Exercise directions: Whenever a line below holds the word "JSON", count it; then give the total and nothing else.

(Beginning of Supplied data)

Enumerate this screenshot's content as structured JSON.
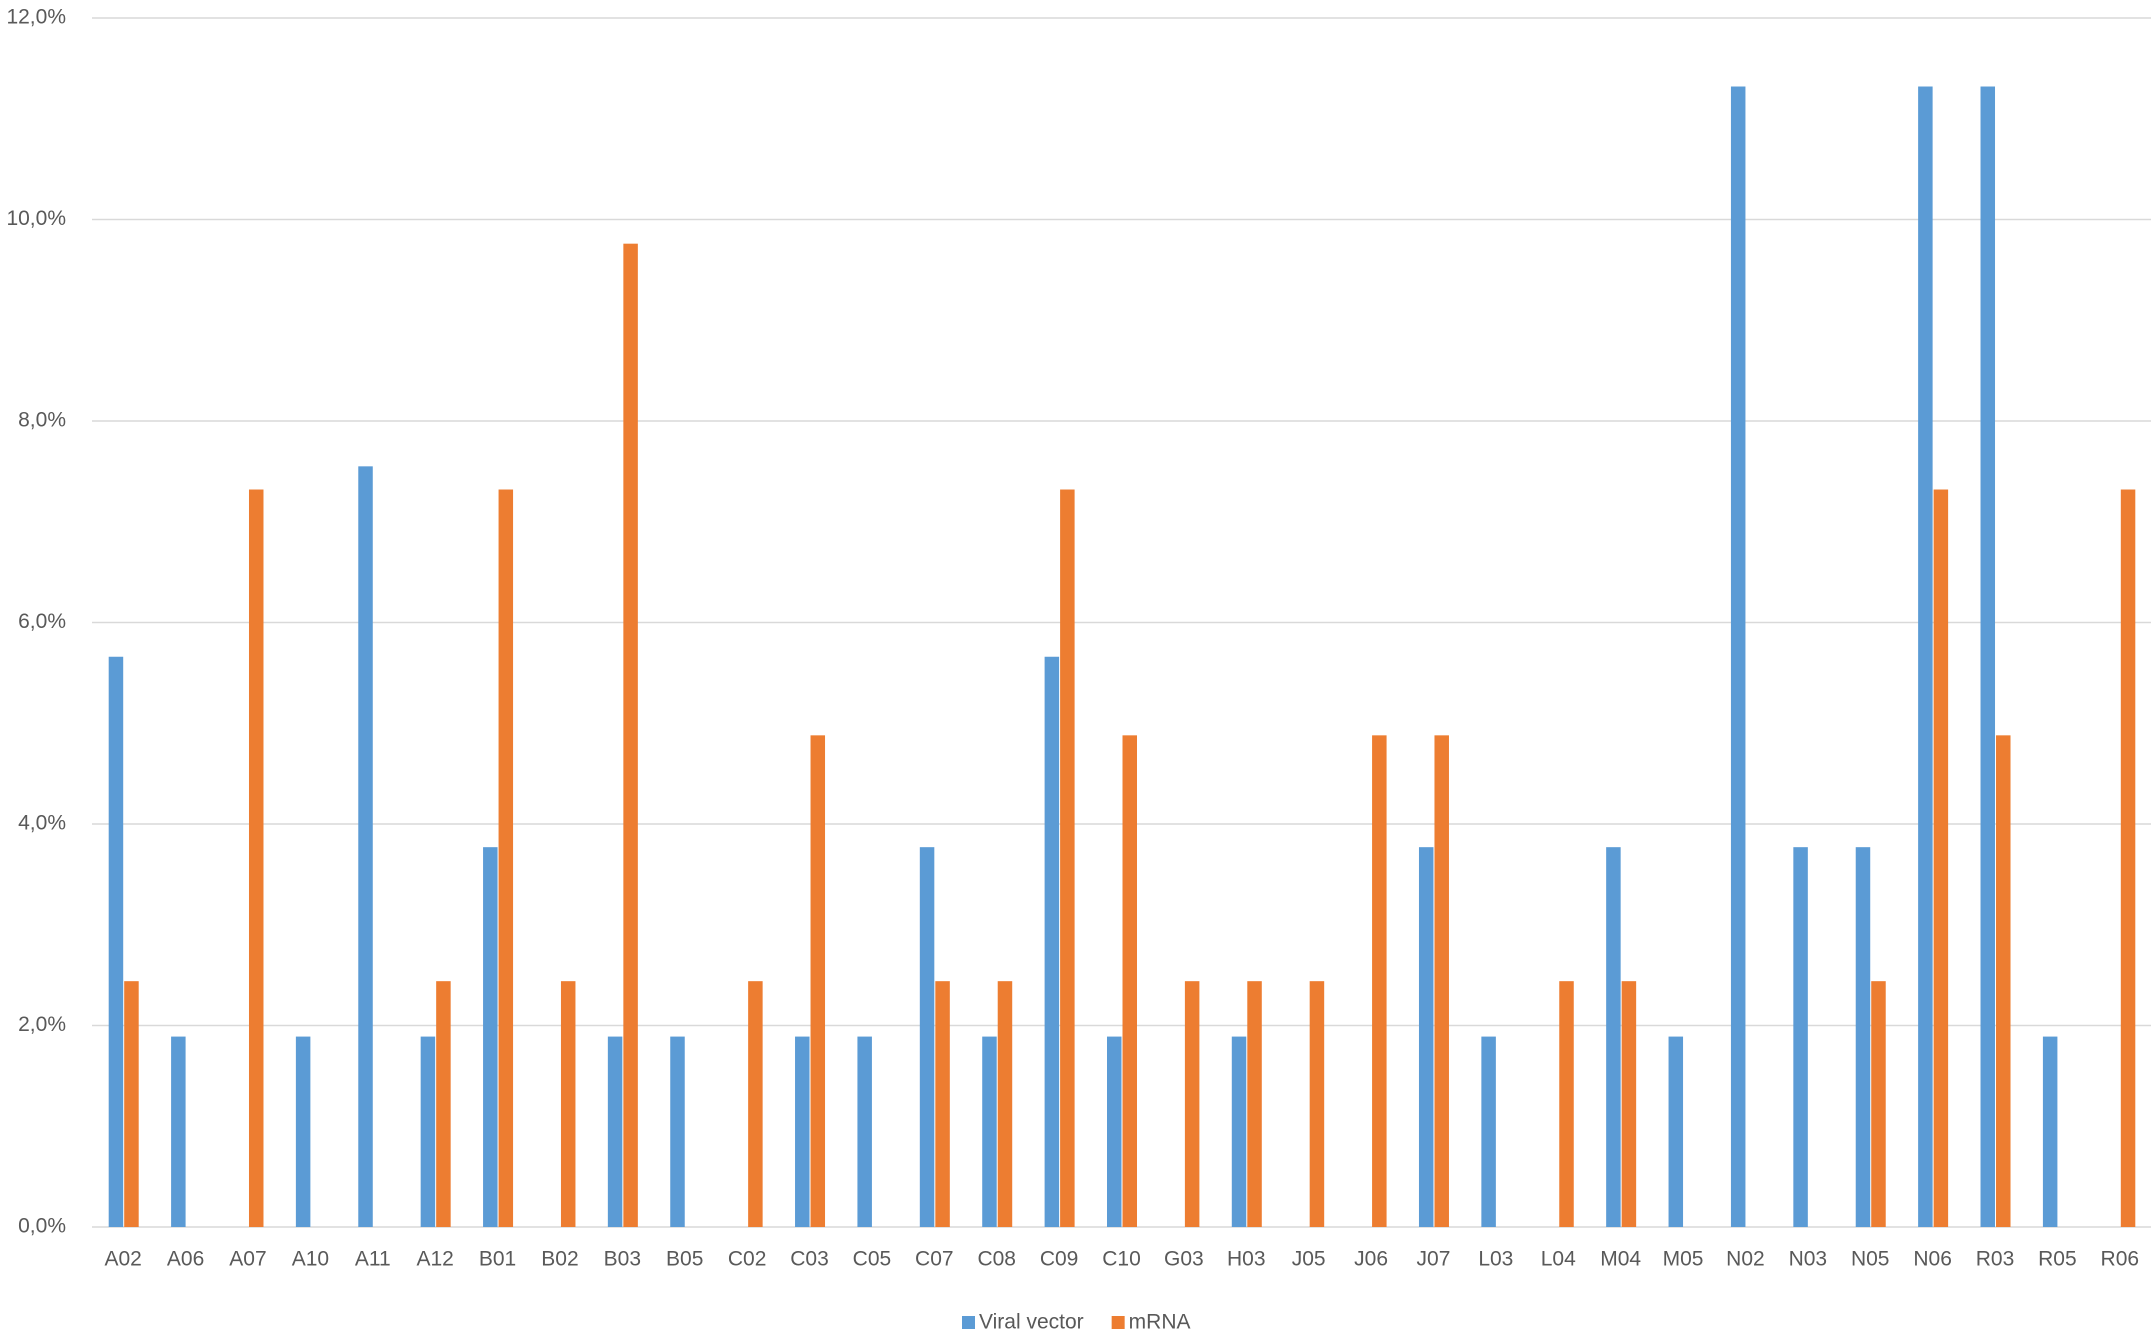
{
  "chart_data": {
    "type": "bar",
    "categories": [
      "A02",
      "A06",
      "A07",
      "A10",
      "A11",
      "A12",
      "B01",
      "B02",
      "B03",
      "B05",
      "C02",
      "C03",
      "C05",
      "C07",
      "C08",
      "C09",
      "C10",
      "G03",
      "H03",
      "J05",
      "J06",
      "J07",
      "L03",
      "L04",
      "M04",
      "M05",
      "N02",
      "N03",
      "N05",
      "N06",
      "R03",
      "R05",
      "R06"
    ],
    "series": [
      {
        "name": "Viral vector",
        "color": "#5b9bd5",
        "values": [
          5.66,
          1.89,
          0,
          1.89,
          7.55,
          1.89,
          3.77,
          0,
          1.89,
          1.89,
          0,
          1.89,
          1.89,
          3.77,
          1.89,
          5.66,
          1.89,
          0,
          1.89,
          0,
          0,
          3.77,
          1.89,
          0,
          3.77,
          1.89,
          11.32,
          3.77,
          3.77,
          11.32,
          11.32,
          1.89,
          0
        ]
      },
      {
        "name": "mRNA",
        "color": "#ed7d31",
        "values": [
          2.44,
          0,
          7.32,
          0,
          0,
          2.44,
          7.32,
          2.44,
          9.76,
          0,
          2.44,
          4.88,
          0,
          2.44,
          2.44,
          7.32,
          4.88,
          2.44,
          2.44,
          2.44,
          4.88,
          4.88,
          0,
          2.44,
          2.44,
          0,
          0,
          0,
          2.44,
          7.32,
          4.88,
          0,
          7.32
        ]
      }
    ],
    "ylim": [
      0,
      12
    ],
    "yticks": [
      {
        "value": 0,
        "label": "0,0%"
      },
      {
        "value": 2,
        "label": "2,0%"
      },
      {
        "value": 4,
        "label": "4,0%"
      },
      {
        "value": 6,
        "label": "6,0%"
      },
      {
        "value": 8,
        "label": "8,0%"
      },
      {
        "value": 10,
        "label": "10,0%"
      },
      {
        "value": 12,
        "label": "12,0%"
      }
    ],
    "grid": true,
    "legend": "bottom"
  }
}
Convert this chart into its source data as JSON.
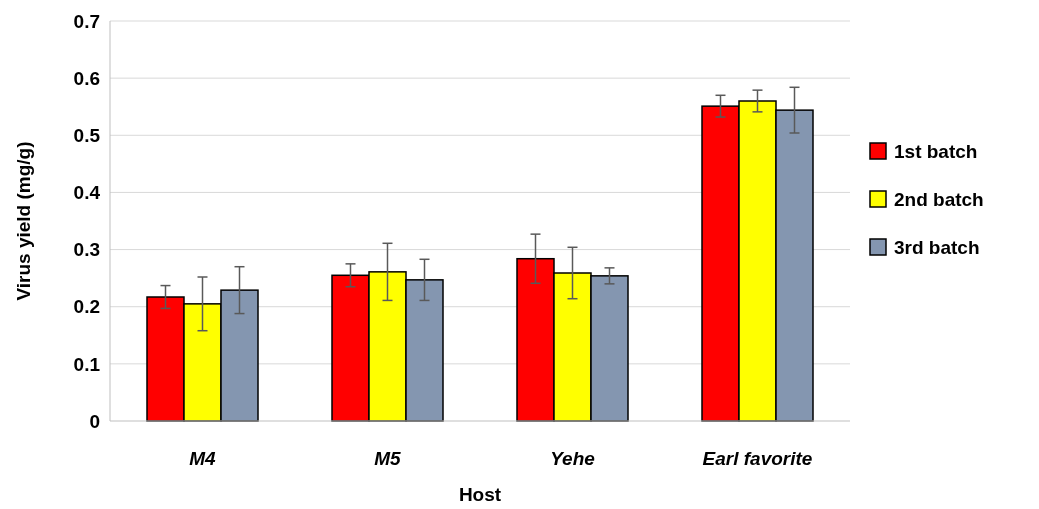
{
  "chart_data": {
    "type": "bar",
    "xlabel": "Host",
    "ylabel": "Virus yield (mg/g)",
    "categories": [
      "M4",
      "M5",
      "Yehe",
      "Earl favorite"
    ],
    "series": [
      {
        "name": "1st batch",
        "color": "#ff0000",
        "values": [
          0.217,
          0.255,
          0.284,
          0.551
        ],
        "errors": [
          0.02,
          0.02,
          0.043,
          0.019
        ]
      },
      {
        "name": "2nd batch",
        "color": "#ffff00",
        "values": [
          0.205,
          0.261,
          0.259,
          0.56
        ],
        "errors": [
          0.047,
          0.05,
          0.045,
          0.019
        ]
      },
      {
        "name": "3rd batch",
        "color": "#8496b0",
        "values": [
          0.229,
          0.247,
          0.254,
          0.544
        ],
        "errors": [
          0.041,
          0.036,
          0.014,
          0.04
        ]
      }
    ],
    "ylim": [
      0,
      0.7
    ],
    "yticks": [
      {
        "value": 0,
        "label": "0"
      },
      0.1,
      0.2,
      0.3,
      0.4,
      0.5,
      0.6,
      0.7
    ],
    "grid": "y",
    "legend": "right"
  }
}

(End of Supplied data)

Final answer: 2